DATA PROVIDED

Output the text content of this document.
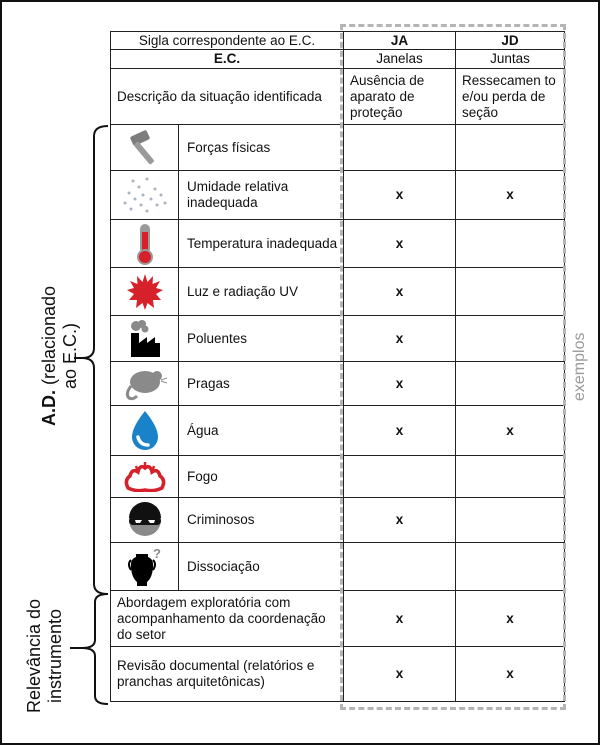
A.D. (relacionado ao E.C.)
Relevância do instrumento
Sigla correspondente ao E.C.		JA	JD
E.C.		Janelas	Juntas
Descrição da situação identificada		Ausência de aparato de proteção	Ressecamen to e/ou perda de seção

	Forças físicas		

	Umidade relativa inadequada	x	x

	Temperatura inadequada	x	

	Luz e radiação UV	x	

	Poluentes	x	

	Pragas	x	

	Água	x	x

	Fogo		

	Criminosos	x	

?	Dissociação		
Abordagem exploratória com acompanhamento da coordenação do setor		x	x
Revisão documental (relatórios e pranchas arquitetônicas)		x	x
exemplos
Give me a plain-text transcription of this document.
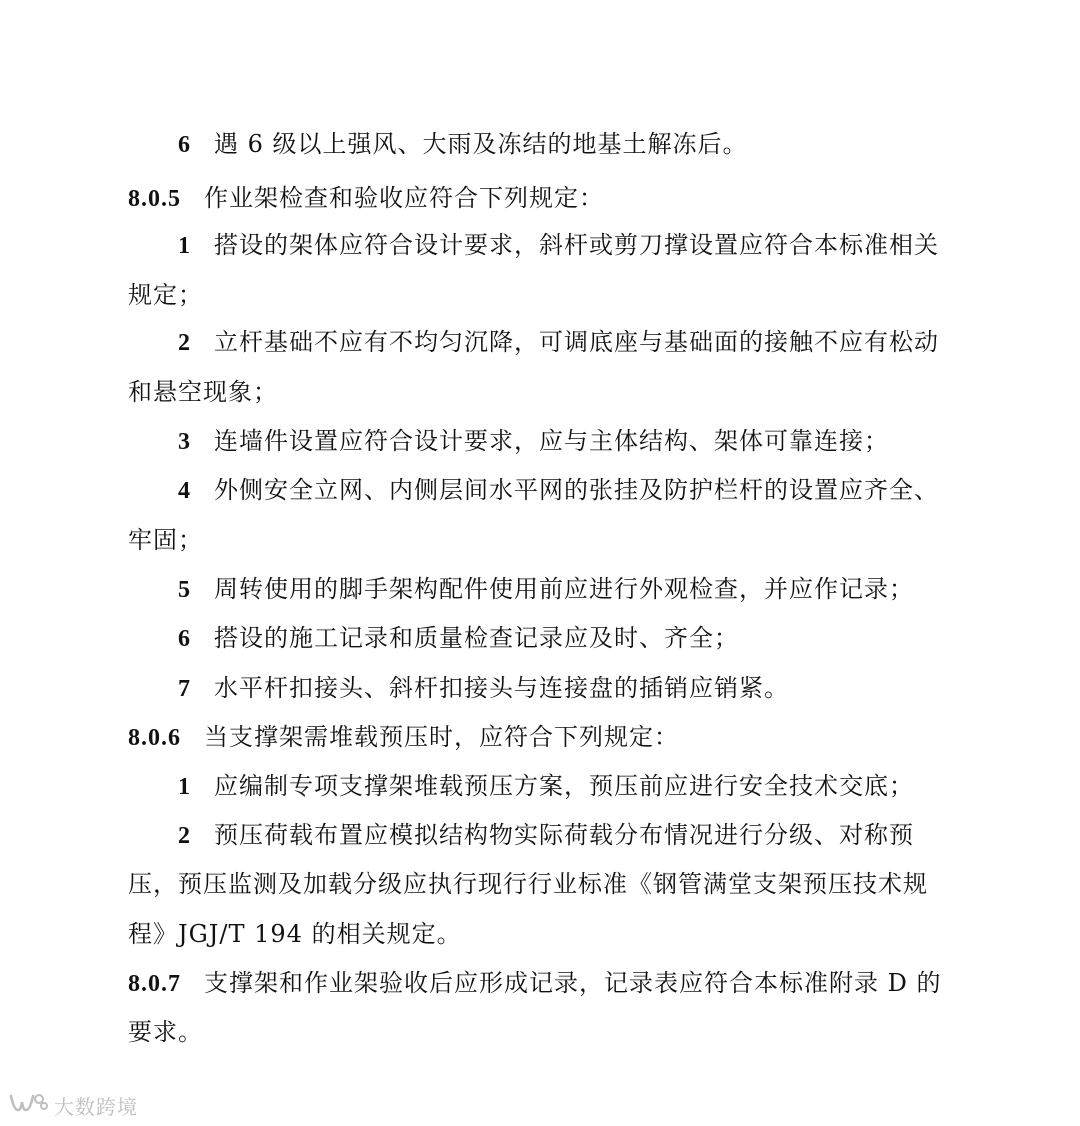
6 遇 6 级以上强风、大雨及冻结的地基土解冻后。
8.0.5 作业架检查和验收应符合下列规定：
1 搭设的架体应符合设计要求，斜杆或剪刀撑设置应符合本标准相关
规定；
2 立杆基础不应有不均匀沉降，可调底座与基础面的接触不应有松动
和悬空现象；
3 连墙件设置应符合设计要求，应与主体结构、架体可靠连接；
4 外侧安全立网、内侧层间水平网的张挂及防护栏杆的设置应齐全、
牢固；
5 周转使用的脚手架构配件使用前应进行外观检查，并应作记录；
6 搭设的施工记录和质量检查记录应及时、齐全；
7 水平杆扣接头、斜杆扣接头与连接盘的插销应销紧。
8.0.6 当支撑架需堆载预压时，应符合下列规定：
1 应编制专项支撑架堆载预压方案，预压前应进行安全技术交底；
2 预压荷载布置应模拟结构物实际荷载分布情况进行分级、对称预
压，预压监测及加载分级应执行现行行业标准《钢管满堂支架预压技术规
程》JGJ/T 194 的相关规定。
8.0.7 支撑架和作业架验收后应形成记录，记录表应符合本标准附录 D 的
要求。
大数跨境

SHORT EXERCISE
Copy out all the data without changing anything, and drop the pictures.

RESPONSE
Output the text content of this document.
A.D. (relacionado ao E.C.)
Relevância do instrumento
Sigla correspondente ao E.C.		JA	JD
E.C.		Janelas	Juntas
Descrição da situação identificada		Ausência de aparato de proteção	Ressecamen to e/ou perda de seção

	Forças físicas		

	Umidade relativa inadequada	x	x

	Temperatura inadequada	x	

	Luz e radiação UV	x	

	Poluentes	x	

	Pragas	x	

	Água	x	x

	Fogo		

	Criminosos	x	

?	Dissociação		
Abordagem exploratória com acompanhamento da coordenação do setor		x	x
Revisão documental (relatórios e pranchas arquitetônicas)		x	x
exemplos
Give me a plain-text transcription of this document.
6 遇 6 级以上强风、大雨及冻结的地基土解冻后。
8.0.5 作业架检查和验收应符合下列规定：
1 搭设的架体应符合设计要求，斜杆或剪刀撑设置应符合本标准相关
规定；
2 立杆基础不应有不均匀沉降，可调底座与基础面的接触不应有松动
和悬空现象；
3 连墙件设置应符合设计要求，应与主体结构、架体可靠连接；
4 外侧安全立网、内侧层间水平网的张挂及防护栏杆的设置应齐全、
牢固；
5 周转使用的脚手架构配件使用前应进行外观检查，并应作记录；
6 搭设的施工记录和质量检查记录应及时、齐全；
7 水平杆扣接头、斜杆扣接头与连接盘的插销应销紧。
8.0.6 当支撑架需堆载预压时，应符合下列规定：
1 应编制专项支撑架堆载预压方案，预压前应进行安全技术交底；
2 预压荷载布置应模拟结构物实际荷载分布情况进行分级、对称预
压，预压监测及加载分级应执行现行行业标准《钢管满堂支架预压技术规
程》JGJ/T 194 的相关规定。
8.0.7 支撑架和作业架验收后应形成记录，记录表应符合本标准附录 D 的
要求。
大数跨境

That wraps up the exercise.